◆ **Текст**
---*---
А так живёшь и никто тобой не интересуется, кроме родных, да и те в силу традиций, иногда из благодарности, реже по любви, а чаще по инерции, из чувства долга. А многим и он неведом — тогда тишина. Ты один, сам по себе. Зрелище печальное.
Особенно, если жизнь до пенсии бурлила и фонтанировала. Вокруг тебя всё крутилось и вертелось. Кажется, в твоё отсутствие немыслимо дело, которому служил верой и правдой столько лет. Вдруг в одночасье — стоп, машина! Как тут не вспомнить Чеховского Фирса:
— Про меня забыли… Жизнь-то прошла, словно и не жил… Силушки-то у меня нету, не осталось ничего… Эх ты… недотёпа!
Вот ты дома в шлёпанцах и сидишь в кресле! Ничего не остановилось… Небо на землю не упало, а если продолжает внутри «бурлить» и силы остались в отсутствие занятости — несчастные домашние! Всё это надо пережить.
Одессит, поэт, автомеханик, участник войны Михаил Талесников написал:
Когда тебе за восемьдесят лет,
Пускай ты добр и щедр душой, к тому же,
Умён, философ, эрудит, поэт (писатель),
Ты никому ни капельки не нужен.
Поэту повезло: эк, хватил, «за восемьдесят»! Всё случается гораздо раньше. Ты свободен от прежней жизни, и эта свобода угнетает, потому что «ты никому ни капельки не нужен», а дети и внуки смотрят на тебя, как на мамонта, не умеющего пользоваться их гаджетами. И фраза «ты ничего не понимаешь» становится расхожей.
А свобода, полученная от ничегонеделания, мгновенно становится не в радость. Это не свобода, а ненужность, которая разъедает душу, как ржавчина. Прочитал в Интернете, что американское психологическое общество считает, что в этом случае происходит утрата «собственной потребительской стоимости» (ох, уж эти американцы — всё в монетах!).
---*---
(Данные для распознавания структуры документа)
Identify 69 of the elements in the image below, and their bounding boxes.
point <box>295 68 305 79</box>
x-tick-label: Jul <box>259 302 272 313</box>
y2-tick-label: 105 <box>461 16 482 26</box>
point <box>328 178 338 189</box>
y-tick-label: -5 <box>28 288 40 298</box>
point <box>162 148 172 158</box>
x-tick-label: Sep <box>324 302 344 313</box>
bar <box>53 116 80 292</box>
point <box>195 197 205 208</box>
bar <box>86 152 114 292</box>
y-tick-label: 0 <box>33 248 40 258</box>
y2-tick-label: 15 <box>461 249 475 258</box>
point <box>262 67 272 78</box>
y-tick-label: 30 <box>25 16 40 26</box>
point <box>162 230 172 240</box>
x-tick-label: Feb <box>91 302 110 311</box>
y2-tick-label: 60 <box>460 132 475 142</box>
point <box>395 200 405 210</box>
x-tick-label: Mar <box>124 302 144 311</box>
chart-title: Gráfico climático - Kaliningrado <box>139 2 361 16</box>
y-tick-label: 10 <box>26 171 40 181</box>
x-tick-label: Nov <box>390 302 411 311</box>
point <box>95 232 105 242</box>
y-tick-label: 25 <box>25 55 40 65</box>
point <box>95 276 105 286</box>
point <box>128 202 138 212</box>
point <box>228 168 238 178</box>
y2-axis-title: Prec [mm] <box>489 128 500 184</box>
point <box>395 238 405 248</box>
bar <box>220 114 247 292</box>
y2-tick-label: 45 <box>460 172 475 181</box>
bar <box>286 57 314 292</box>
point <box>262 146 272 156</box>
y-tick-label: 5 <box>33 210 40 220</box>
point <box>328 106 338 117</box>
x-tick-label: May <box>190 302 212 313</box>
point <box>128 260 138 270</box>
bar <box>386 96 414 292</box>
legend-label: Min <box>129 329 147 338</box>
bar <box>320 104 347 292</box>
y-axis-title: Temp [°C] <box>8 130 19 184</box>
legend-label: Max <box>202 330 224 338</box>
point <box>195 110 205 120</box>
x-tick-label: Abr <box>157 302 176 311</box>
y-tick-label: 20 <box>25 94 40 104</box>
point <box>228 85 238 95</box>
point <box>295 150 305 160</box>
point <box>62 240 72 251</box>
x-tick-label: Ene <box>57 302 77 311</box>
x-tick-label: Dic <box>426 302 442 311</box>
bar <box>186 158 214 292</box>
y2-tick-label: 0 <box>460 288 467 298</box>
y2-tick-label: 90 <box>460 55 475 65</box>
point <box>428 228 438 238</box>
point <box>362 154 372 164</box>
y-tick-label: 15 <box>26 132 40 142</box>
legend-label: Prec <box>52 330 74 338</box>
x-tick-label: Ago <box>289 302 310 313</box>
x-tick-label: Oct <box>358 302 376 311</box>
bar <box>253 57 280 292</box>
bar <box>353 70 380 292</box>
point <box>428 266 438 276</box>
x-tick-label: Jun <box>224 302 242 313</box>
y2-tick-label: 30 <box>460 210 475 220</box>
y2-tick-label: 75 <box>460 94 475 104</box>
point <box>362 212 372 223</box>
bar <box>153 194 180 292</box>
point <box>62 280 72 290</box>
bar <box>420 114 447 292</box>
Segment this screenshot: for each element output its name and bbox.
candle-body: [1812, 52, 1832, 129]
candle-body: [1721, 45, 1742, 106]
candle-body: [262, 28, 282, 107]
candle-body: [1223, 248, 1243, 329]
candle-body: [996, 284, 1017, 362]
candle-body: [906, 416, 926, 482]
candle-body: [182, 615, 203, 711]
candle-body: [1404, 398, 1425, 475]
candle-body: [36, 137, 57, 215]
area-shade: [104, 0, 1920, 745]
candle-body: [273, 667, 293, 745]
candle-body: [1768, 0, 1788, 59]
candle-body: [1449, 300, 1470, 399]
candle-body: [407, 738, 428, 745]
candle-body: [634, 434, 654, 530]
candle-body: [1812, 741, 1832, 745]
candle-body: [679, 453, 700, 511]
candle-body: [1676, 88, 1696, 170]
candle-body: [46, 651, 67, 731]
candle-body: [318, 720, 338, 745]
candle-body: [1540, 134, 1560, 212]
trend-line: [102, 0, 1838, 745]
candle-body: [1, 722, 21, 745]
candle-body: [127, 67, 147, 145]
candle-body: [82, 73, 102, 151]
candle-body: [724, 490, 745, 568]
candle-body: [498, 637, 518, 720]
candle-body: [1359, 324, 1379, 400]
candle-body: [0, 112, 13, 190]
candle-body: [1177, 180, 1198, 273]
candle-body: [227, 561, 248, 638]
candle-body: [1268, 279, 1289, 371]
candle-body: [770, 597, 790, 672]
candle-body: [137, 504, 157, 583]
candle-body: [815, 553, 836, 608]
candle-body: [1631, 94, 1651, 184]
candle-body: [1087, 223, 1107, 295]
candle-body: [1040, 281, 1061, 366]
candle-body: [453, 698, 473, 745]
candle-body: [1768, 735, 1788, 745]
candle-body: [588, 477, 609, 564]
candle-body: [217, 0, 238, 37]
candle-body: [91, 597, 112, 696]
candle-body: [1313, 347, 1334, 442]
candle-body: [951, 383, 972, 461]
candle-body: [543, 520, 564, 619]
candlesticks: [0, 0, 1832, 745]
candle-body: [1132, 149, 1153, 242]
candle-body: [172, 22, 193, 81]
---*---
◆ **Задания для выполнения**
[a] Ответьте на вопросы по тексту о жизни на пенсии:
(i) Какой персонаж Чехова упомянут в тексте?
(ii) Кем по профессии, помимо поэта, был Михаил Талесников?
(iii) С чем сравнивается ненужность, которая разъедает душу?
[b] Продолжите текст о жизни на пенсии, начав сразу после его последнего предложения.

◆ **Ответы к заданиям**
[a]
(i) Фирс.
(ii) Автомехаником.
(iii) С ржавчиной.

[b]
Я бы сказал проще: невостребованность стариков — беда. Бабушкам легче. Они заняты домашней работой, внуками, если, конечно, есть, но они вырастают и вырастают с космической скоростью.
Мои единственные оставшиеся друзья — супружеская пара (остальные уже ушли из жизни), бывшие коллеги по работе, живут в Ростове-на-Дону. Жена друга пишет: «Тебе хорошо, нашёл себя, пишешь, тебя читают… Находишься в коллективе единомышленников, а мы в болезнях, да муж в рыбалке, а зимой пилит меня тупой пилой! И никому мы, в общем-то, не нужны».
Меня действительно спасла литература. Она — любовь всей жизни. Хотел стать филологом, журналистом, а стал инженером-механиком. Судьба… Но с шестнадцати лет вёл записи и писал в стол.
Выйдя на пенсию, накупил книг по рисунку, композиции, цвету, красок и решил посвятить остаток жизни живописи, но желание писать перевесило. Тем более что писать для меня сподручнее: к выходу на пенсию издал более 50 трудов по специальности.
Советов, чем занять себя на пенсии, не даю: каждый решает сам. Один ловит рыбу, занимается резьбой по дереву, другой мастерит мебель, третий чинит часы, четвёртый поёт в хоре старых большевиков. Многие пишут мемуары — таких пруд пруди. Это явление социальное!
Чтобы не наводить тоску, замечу, что жизнь не без исключений. Есть и среди нас люди, радостно встречающие новый период будущей свободы. Прочитал в Интернете такой анекдот (приписывают Ф. Раневской):
Когда я выйду на пенсию, то абсолютно ничего не буду делать. Первые месяцы просто буду сидеть в кресле-качалке.
— А потом?
— А потом начну раскачиваться…
Посмеялись? А теперь анекдот из жизни. Ещё в советские годы я подарил другу на юбилей кресло-качалку. Он очень обрадовался. Увидев кресло, сказал:
— Выйду на пенсию, из него не вылезу!
Прошли годы, и друг оказался человеком слова: безвылазно сидит в том самом кресле-качалке и смотрит по телеку футбол! Его жена пояснила, что это основное его занятие уже много лет…
Заканчиваю писать очерк, вдруг в компьютере выскочило объявление: «Крутой дизайн на выбор. Кресла-качалки. Низкие цены. Доставка бесплатная. Оплата при получении. Найдёте дешевле — сделаем ещё ниже!»
Может, кому-то из читателей по душе пришлось времяпрепровождение моего друга — загляните в Интернет: там адреса магазинов, предлагающих комфортные кресла-качалки!